§ **Your goal**
Count every line that has "bags" in it and give the total, nothing more.

§ **Extracted data**

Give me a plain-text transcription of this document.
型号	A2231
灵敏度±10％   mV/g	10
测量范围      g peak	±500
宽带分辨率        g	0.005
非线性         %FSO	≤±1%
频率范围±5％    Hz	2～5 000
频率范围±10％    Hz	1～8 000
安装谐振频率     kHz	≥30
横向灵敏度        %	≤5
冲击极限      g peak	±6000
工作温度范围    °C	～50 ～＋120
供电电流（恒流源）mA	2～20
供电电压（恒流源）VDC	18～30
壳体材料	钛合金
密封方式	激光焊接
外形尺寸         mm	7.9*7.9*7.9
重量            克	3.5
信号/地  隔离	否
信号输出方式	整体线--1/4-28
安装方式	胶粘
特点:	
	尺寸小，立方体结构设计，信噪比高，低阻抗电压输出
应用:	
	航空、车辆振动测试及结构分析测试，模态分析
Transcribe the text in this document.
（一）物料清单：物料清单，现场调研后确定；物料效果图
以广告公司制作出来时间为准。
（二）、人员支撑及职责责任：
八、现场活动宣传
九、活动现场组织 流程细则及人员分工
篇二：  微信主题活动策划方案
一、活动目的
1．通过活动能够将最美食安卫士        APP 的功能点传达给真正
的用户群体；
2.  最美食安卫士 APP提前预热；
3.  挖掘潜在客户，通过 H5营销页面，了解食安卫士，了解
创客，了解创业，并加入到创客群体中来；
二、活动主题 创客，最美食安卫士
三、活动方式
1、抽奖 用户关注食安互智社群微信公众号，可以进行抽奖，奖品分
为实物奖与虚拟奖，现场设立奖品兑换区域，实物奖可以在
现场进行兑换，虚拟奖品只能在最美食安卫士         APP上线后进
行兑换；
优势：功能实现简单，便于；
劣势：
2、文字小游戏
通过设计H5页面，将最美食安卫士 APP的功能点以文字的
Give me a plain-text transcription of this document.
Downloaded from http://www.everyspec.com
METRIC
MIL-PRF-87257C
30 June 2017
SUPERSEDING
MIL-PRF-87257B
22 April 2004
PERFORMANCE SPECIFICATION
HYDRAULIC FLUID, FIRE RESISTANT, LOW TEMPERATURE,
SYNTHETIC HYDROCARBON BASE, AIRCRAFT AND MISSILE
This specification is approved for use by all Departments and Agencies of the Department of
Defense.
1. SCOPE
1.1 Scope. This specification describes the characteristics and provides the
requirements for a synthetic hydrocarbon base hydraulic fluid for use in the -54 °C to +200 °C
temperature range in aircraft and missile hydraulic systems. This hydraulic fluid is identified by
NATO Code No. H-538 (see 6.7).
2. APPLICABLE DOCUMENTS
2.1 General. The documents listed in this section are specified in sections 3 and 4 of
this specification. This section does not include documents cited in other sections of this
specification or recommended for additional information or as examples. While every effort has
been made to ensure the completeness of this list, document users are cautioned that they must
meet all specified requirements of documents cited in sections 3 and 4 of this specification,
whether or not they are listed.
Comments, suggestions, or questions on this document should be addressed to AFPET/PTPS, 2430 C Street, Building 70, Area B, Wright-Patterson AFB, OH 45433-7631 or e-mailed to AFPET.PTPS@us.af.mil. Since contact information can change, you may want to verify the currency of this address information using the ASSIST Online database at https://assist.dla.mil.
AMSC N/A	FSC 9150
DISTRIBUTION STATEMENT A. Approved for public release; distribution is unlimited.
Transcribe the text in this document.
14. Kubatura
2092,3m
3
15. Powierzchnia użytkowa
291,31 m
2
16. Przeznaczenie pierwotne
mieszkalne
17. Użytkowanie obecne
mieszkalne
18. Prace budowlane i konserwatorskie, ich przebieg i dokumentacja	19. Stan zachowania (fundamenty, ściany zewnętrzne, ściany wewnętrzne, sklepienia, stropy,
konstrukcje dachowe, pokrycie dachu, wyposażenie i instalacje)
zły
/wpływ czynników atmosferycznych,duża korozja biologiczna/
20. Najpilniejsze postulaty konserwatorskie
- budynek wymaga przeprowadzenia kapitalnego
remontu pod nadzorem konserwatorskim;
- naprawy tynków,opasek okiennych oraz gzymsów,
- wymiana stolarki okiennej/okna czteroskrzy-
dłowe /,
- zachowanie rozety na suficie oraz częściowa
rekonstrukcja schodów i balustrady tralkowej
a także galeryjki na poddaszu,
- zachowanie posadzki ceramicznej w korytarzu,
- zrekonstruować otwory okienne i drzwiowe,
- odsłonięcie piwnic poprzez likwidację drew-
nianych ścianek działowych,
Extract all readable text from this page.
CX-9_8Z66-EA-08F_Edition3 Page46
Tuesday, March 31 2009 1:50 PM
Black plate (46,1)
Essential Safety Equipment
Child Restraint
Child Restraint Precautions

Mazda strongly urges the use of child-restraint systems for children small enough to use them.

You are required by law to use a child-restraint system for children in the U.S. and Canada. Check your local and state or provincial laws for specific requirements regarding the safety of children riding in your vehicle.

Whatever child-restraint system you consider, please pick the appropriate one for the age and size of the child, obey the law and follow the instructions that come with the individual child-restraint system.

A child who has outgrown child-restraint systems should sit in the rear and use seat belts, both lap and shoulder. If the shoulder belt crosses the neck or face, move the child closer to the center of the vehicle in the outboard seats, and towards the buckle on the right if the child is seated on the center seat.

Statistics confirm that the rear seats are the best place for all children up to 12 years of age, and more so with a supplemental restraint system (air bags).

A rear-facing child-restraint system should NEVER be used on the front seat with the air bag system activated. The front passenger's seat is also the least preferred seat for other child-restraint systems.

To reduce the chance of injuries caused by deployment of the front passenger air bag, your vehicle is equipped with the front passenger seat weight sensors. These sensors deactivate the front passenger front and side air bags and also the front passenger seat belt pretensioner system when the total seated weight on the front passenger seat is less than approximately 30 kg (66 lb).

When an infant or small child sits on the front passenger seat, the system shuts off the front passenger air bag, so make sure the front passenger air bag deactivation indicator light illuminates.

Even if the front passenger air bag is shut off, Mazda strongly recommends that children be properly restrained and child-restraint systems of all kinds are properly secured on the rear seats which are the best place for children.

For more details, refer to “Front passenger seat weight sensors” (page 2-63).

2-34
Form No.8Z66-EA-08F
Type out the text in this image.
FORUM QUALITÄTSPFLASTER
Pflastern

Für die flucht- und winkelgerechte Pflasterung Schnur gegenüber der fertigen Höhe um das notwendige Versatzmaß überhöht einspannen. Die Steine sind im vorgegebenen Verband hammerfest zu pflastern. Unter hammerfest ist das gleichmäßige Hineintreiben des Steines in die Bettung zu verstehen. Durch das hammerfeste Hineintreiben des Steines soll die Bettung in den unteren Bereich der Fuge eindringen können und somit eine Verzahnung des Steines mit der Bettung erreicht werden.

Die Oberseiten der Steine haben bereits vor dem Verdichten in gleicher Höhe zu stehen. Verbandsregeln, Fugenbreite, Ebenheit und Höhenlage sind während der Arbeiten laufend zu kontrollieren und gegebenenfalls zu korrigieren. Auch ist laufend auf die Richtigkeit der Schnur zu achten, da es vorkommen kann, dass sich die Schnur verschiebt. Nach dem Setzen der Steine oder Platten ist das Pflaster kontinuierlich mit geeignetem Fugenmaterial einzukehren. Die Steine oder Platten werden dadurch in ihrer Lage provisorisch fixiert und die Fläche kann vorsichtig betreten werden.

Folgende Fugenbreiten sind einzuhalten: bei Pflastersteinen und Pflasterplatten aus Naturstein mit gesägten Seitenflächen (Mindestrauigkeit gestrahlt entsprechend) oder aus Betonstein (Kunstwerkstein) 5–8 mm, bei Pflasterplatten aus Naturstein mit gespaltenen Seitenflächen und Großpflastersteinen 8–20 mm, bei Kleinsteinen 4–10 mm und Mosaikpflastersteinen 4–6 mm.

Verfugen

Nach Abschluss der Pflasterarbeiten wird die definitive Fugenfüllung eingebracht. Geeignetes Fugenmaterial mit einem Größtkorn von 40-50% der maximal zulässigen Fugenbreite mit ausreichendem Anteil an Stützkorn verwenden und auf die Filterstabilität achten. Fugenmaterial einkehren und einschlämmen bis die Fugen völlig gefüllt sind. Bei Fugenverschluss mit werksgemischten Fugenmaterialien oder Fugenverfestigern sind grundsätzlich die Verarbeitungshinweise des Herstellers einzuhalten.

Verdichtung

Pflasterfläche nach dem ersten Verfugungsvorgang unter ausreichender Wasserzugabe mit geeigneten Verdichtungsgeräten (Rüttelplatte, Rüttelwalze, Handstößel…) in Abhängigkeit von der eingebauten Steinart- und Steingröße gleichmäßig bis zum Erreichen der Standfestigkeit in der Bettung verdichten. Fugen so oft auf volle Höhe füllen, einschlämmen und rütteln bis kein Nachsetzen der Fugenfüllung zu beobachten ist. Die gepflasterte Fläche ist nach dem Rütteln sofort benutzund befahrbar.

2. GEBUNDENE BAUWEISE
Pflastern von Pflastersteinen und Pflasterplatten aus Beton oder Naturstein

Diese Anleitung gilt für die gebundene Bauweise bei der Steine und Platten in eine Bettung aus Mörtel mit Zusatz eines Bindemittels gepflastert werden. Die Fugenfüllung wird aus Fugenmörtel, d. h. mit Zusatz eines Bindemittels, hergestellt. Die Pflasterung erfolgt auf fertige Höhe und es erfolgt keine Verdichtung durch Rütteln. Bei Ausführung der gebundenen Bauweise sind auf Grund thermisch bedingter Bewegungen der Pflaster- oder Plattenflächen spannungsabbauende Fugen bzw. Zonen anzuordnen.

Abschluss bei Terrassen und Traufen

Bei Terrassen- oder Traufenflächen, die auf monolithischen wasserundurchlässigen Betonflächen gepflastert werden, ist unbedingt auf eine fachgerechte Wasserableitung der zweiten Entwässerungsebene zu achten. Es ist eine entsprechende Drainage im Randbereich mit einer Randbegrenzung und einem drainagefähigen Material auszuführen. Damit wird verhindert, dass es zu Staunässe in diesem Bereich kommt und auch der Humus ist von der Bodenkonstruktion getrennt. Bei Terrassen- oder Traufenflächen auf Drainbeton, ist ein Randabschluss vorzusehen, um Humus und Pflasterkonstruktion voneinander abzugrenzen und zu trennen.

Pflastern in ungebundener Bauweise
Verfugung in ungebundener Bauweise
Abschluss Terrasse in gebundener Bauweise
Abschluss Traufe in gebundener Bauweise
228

§ **Solution**
2